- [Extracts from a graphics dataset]
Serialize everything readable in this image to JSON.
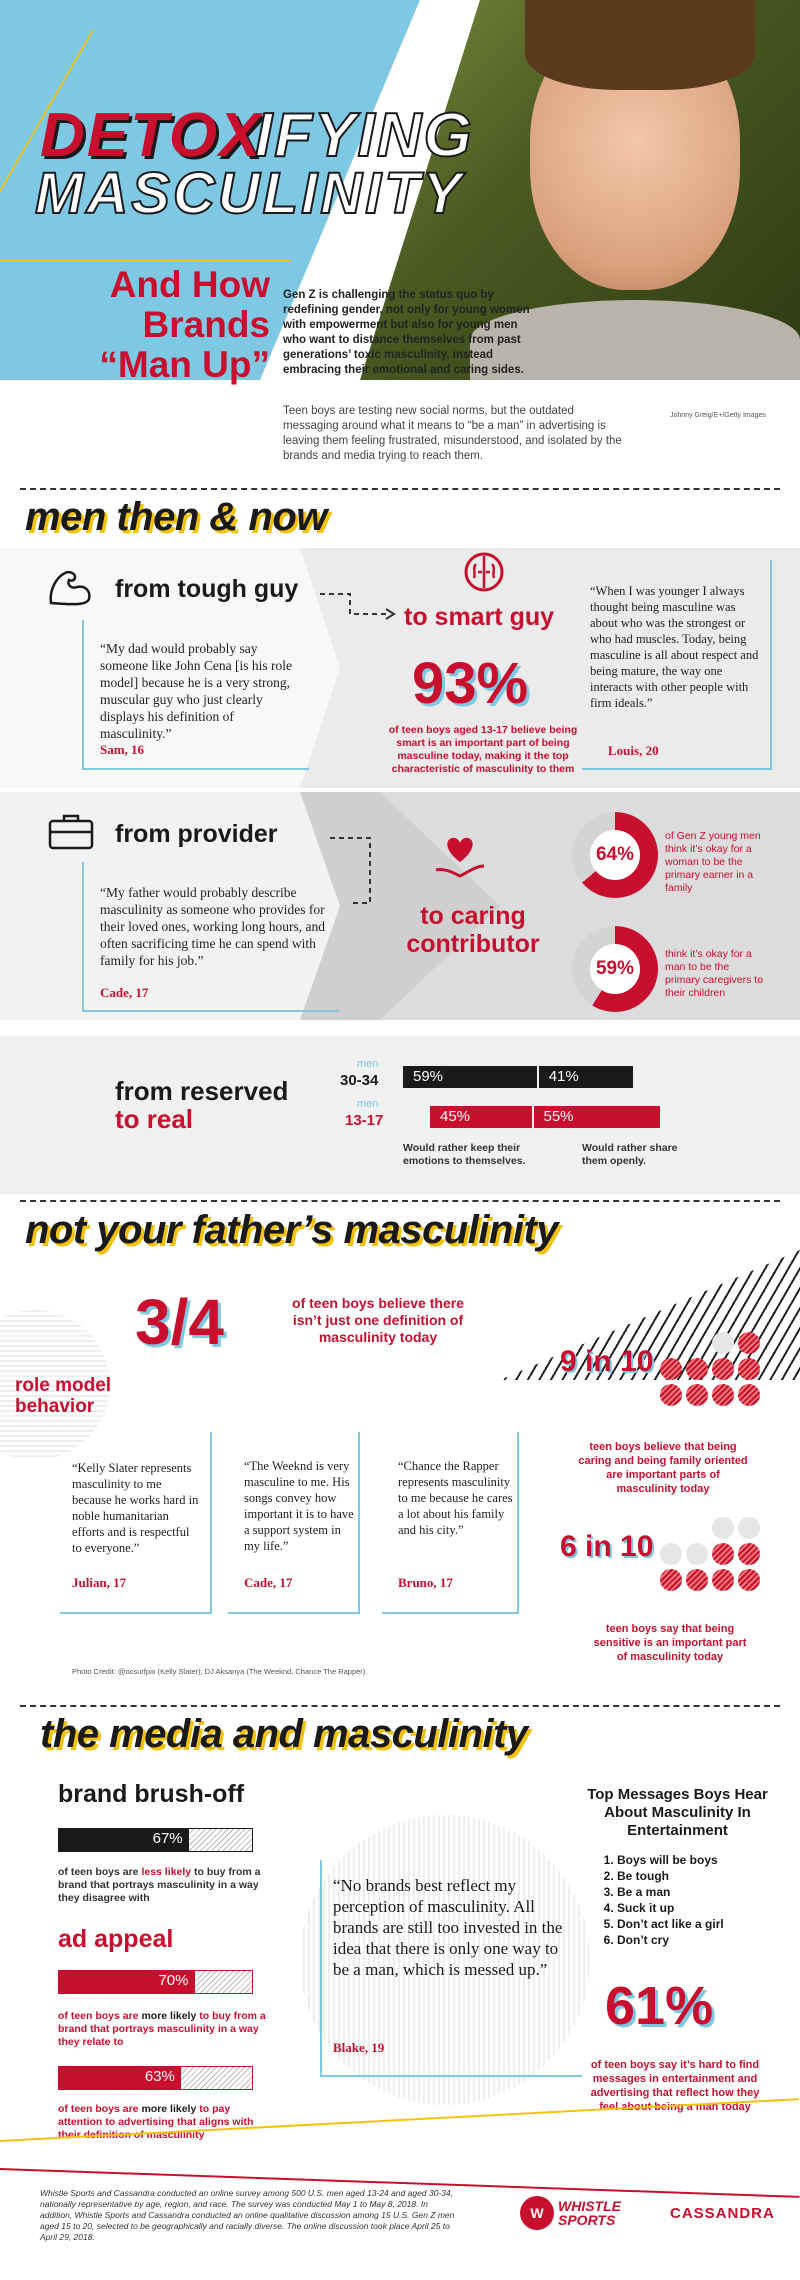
{
  "header": {
    "title_detox": "DETOX",
    "title_ifying": "IFYING",
    "title_masculinity": "MASCULINITY",
    "subtitle_line1": "And How",
    "subtitle_line2": "Brands",
    "subtitle_line3": "“Man Up”",
    "intro_bold": "Gen Z is challenging the status quo by redefining gender, not only for young women with empowerment but also for young men who want to distance themselves from past generations’ toxic masculinity, instead embracing their emotional and caring sides.",
    "intro_body": "Teen boys are testing new social norms, but the outdated messaging around what it means to “be a man” in advertising is leaving them feeling frustrated, misunderstood, and isolated by the brands and media trying to reach them.",
    "photo_credit": "Johnny Greig/E+/Getty Images"
  },
  "section1": {
    "title": "men then & now",
    "tough": {
      "from_label": "from tough guy",
      "to_label": "to smart guy",
      "quote_left": "“My dad would probably say someone like John Cena [is his role model] because he is a very strong, muscular guy who just clearly displays his definition of masculinity.”",
      "attr_left": "Sam, 16",
      "stat": "93%",
      "stat_caption": "of teen boys aged 13-17 believe being smart is an important part of being masculine today, making it the top characteristic of masculinity to them",
      "quote_right": "“When I was younger I always thought being masculine was about who was the strongest or who had muscles. Today, being masculine is all about respect and being mature, the way one interacts with other people with firm ideals.”",
      "attr_right": "Louis, 20"
    },
    "provider": {
      "from_label": "from provider",
      "to_label_1": "to caring",
      "to_label_2": "contributor",
      "quote": "“My father would probably describe masculinity as someone who provides for their loved ones, working long hours, and often sacrificing time he can spend with family for his job.”",
      "attr": "Cade, 17",
      "donut1_value": "64%",
      "donut1_fraction": 0.64,
      "donut1_caption": "of Gen Z young men think it’s okay for a woman to be the primary earner in a family",
      "donut2_value": "59%",
      "donut2_fraction": 0.59,
      "donut2_caption": "think it’s okay for a man to be the primary caregivers to their children"
    },
    "reserved": {
      "label_1": "from reserved",
      "label_2": "to real",
      "row1_men": "men",
      "row1_age": "30-34",
      "row1_keep": "59%",
      "row1_keep_value": 59,
      "row1_share": "41%",
      "row1_share_value": 41,
      "row2_men": "men",
      "row2_age": "13-17",
      "row2_keep": "45%",
      "row2_keep_value": 45,
      "row2_share": "55%",
      "row2_share_value": 55,
      "legend_keep": "Would rather keep their emotions to themselves.",
      "legend_share": "Would rather share them openly."
    }
  },
  "section2": {
    "title": "not your father’s masculinity",
    "stat": "3/4",
    "stat_caption": "of teen boys believe there isn’t just one definition of masculinity today",
    "role_model_label_1": "role model",
    "role_model_label_2": "behavior",
    "quote1": "“Kelly Slater represents masculinity to me because he works hard in noble humanitarian efforts and is respectful to everyone.”",
    "attr1": "Julian, 17",
    "quote2": "“The Weeknd is very masculine to me. His songs convey how important it is to have a support system in my life.”",
    "attr2": "Cade, 17",
    "quote3": "“Chance the Rapper represents masculinity to me because he cares a lot about his family and his city.”",
    "attr3": "Bruno, 17",
    "stat9": "9 in 10",
    "stat9_filled": 9,
    "stat9_caption": "teen boys believe that being caring and being family oriented are important parts of masculinity today",
    "stat6": "6 in 10",
    "stat6_filled": 6,
    "stat6_caption": "teen boys say that being sensitive is an important part of masculinity today",
    "photo_credit": "Photo Credit: @ocsurfpix (Kelly Slater); DJ Aksanya (The Weeknd, Chance The Rapper)."
  },
  "section3": {
    "title": "the media and masculinity",
    "brush_title": "brand brush-off",
    "brush_value": "67%",
    "brush_fraction": 0.67,
    "brush_caption_pre": "of teen boys are ",
    "brush_caption_hl": "less likely",
    "brush_caption_post": " to buy from a brand that portrays masculinity in a way they disagree with",
    "appeal_title": "ad appeal",
    "appeal1_value": "70%",
    "appeal1_fraction": 0.7,
    "appeal1_caption_pre": "of teen boys are ",
    "appeal1_caption_hl": "more likely",
    "appeal1_caption_post": " to buy from a brand that portrays masculinity in a way they relate to",
    "appeal2_value": "63%",
    "appeal2_fraction": 0.63,
    "appeal2_caption_pre": "of teen boys are ",
    "appeal2_caption_hl": "more likely",
    "appeal2_caption_post": " to pay attention to advertising that aligns with their definition of masculinity",
    "quote": "“No brands best reflect my perception of masculinity. All brands are still too invested in the idea that there is only one way to be a man, which is messed up.”",
    "attr": "Blake, 19",
    "messages_title": "Top Messages Boys Hear About Masculinity In Entertainment",
    "messages": [
      "Boys will be boys",
      "Be tough",
      "Be a man",
      "Suck it up",
      "Don’t act like a girl",
      "Don’t cry"
    ],
    "stat": "61%",
    "stat_caption": "of teen boys say it’s hard to find messages in entertainment and advertising that reflect how they feel about being a man today"
  },
  "footer": {
    "methodology": "Whistle Sports and Cassandra conducted an online survey among 500 U.S. men aged 13-24 and aged 30-34, nationally representative by age, region, and race. The survey was conducted May 1 to May 8, 2018. In addition, Whistle Sports and Cassandra conducted an online qualitative discussion among 15 U.S. Gen Z men aged 15 to 20, selected to be geographically and racially diverse. The online discussion took place April 25 to April 29, 2018.",
    "logo1": "WHISTLE SPORTS",
    "logo2": "CASSANDRA"
  },
  "colors": {
    "accent": "#c8102e",
    "yellow": "#f4c20d",
    "cyan": "#7ec8e3",
    "dark": "#1a1a1a",
    "gray": "#e8e8e8"
  }
}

- [Goal] Sift through the entries and copy every line with "portrays".

- [Expected output]
    "brush_caption_post": " to buy from a brand that portrays masculinity in a way they disagree with",
    "appeal1_caption_post": " to buy from a brand that portrays masculinity in a way they relate to",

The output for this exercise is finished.